Pays traditionnel d’émigration, l’Algérie découvre que des dizaines de milliers de migrants subsahariens se sont installés sur son territoire, incapables de poursuivre leur voyage vers le nord. Si les autorités ont décidé d’expulser des centaines d’entre eux depuis l’automne dernier, la société civile commence à prendre conscience du problème et à exprimer sa solidarité.

 

Sur l’écran de télévision, les dessins animés pour enfants se succèdent. Kevin1 zappe sans relâche. Kara, sa sœur, dort sur un matelas, enroulée dans une couverture. Il est 14 heures lorsque leur mère entre dans la pièce en criant : « Mais qu’est ce que c’est que tout ce monde qui dort ? Vous avez vu l’heure ? » Kara se frotte les yeux, dit qu’elle a sommeil, mais elle est envoyée illico à la cuisine pour donner à manger à son petit frère, un nourrisson de quelques mois. Kara et ses frères sont nés en Algérie, de parents camerounais. Dans l’appartement où vit la famille, dans un quartier périphérique d’Alger, une dizaine d’autres adultes cohabitent.

▶ [TRAVAIL À RÉALISER]
Rédigez la suite du texte sur les migrants subsahariens installés en Algérie, en reprenant après sa dernière phrase. Il n'est pas nécessaire de recourir aux données.

▶ [DONNÉES ENREGISTRÉES]

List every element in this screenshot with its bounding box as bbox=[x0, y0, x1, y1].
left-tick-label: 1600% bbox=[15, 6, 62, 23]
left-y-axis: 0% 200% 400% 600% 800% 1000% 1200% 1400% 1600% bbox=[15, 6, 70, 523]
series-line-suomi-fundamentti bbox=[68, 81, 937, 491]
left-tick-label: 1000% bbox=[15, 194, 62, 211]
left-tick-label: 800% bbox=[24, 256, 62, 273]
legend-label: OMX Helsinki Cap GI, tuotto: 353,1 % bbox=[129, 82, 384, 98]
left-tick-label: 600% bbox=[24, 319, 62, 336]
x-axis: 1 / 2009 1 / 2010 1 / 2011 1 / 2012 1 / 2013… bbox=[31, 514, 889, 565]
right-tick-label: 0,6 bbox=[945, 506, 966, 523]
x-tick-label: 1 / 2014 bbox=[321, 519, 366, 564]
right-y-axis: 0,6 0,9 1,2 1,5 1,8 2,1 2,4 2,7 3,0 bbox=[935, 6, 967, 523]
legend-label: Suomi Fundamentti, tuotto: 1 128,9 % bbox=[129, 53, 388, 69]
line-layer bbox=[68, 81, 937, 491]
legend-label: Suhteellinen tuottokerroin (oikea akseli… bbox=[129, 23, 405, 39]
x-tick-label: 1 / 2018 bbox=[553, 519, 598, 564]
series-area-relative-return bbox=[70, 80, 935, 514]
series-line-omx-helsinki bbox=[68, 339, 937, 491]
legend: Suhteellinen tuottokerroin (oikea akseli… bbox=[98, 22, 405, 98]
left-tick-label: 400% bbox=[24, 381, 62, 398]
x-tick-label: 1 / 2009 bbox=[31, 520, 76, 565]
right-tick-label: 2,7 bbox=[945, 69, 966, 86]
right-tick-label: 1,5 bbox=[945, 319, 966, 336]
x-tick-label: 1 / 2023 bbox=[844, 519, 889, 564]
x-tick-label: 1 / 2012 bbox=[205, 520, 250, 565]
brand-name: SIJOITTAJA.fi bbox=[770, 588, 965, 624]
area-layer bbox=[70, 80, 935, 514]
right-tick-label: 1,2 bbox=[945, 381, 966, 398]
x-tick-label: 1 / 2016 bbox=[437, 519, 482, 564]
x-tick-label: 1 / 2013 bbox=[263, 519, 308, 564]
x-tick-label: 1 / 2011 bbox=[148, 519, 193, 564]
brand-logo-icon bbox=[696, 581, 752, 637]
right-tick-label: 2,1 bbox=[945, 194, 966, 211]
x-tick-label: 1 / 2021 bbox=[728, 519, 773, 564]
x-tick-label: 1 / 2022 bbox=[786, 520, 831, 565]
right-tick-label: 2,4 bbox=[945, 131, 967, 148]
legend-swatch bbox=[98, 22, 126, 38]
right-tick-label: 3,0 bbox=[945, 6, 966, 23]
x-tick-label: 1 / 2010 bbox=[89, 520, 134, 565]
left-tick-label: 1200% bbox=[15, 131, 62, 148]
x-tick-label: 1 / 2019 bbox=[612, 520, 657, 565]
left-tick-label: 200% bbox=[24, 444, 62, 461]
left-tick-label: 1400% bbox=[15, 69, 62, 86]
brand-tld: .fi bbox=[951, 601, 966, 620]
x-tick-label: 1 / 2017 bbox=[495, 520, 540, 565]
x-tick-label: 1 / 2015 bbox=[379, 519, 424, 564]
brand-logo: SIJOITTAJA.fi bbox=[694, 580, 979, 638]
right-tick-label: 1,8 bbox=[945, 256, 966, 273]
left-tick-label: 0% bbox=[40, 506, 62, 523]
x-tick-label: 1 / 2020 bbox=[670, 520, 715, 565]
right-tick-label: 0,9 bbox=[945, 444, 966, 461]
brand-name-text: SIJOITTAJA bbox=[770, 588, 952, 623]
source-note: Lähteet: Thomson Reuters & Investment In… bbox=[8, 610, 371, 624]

▶ [RÉSULTAT OBTENU]
Tous sont des migrants venus d’Afrique centrale, installés en Algérie depuis plusieurs années. « Mamie (le surnom de la mère de Kara) nous accueille depuis plusieurs semaines, parce que notre logement a été attaqué par des voisins qui ne voulaient plus nous voir dans le quartier, explique une jeune femme aux cheveux teints en blond, allongée sur un matelas. La journée, les enfants vont à l’école, ceux qui le peuvent vont travailler, et moi, je passe le temps. » Certains habitants de la maison se connaissent depuis leur arrivée en Algérie, d’autres ont des liens familiaux, d’autres encore viennent du même quartier de Douala au Cameroun. « Dans l’attaque de notre logement, j’ai tout perdu, j’ai à peine une tenue, alors pouvoir dormir ici, chez des gens que je connais, c’est un soulagement », explique Fabrice L., qui est arrivé à Alger il y a plus de quinze ans.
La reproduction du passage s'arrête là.